**Stated problem:**
Skip the pictures and repeat each line of the data exactly.
**** Records
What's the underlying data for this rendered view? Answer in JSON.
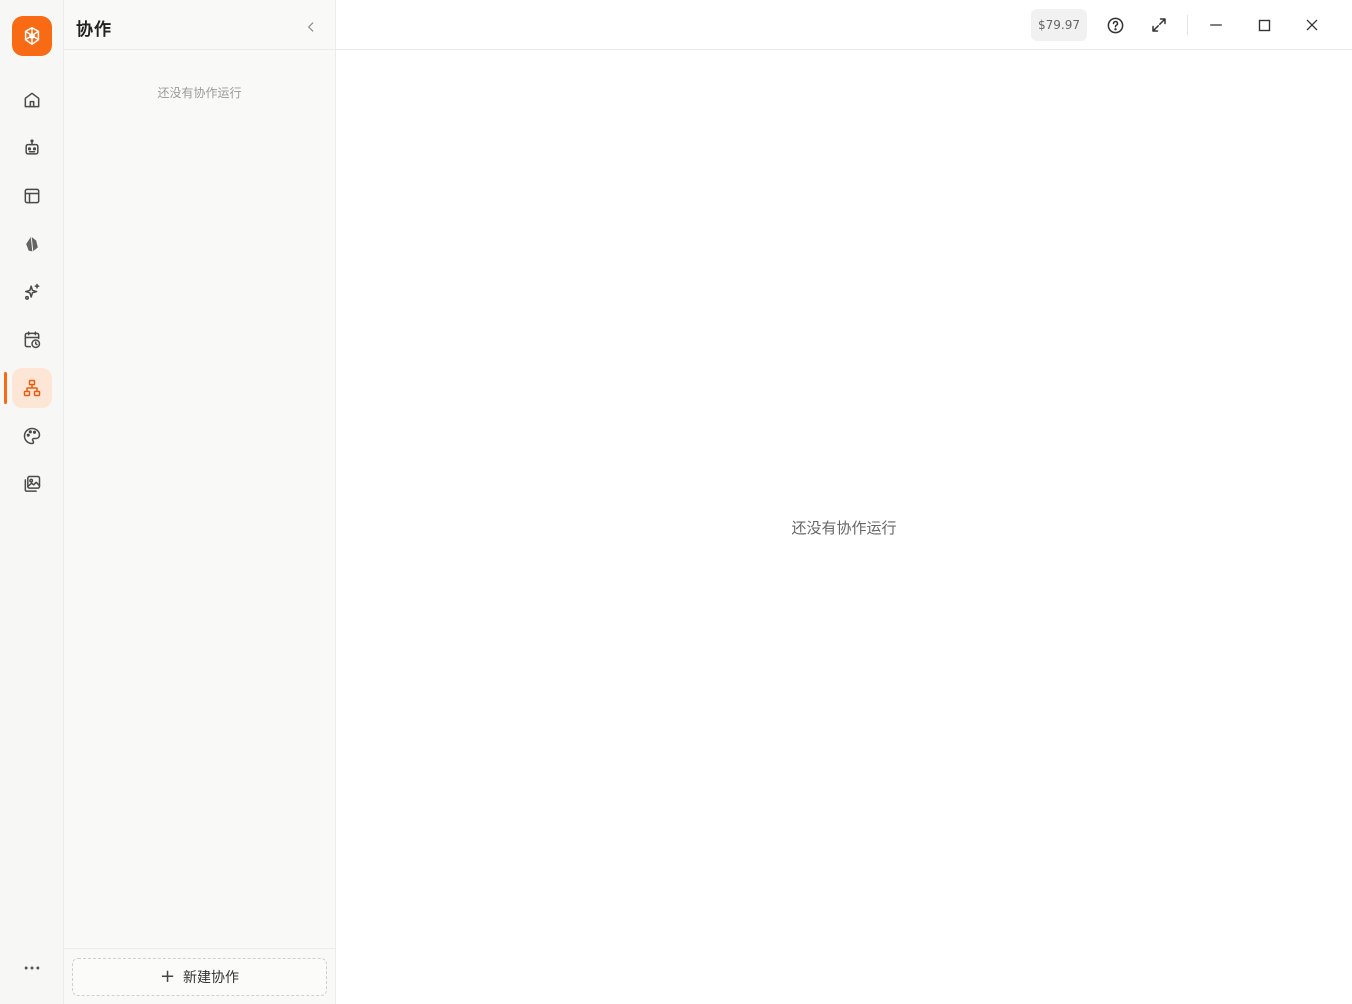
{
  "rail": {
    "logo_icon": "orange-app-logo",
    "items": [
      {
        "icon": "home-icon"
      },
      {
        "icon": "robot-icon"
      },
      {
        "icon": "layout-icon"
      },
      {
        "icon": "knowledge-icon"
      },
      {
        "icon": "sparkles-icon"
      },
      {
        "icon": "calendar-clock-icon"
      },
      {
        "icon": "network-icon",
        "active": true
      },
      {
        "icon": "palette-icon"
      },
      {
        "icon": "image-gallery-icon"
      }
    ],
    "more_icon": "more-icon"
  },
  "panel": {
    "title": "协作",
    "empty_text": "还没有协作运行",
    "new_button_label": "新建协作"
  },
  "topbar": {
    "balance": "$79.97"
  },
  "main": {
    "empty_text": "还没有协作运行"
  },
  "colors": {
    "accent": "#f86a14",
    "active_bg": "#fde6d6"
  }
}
********
**Written response:**
What's the underlying data for this rendered view? Answer in JSON.
{
  "rail": {
    "logo_icon": "orange-app-logo",
    "items": [
      {
        "icon": "home-icon"
      },
      {
        "icon": "robot-icon"
      },
      {
        "icon": "layout-icon"
      },
      {
        "icon": "knowledge-icon"
      },
      {
        "icon": "sparkles-icon"
      },
      {
        "icon": "calendar-clock-icon"
      },
      {
        "icon": "network-icon",
        "active": true
      },
      {
        "icon": "palette-icon"
      },
      {
        "icon": "image-gallery-icon"
      }
    ],
    "more_icon": "more-icon"
  },
  "panel": {
    "title": "协作",
    "empty_text": "还没有协作运行",
    "new_button_label": "新建协作"
  },
  "topbar": {
    "balance": "$79.97"
  },
  "main": {
    "empty_text": "还没有协作运行"
  },
  "colors": {
    "accent": "#f86a14",
    "active_bg": "#fde6d6"
  }
}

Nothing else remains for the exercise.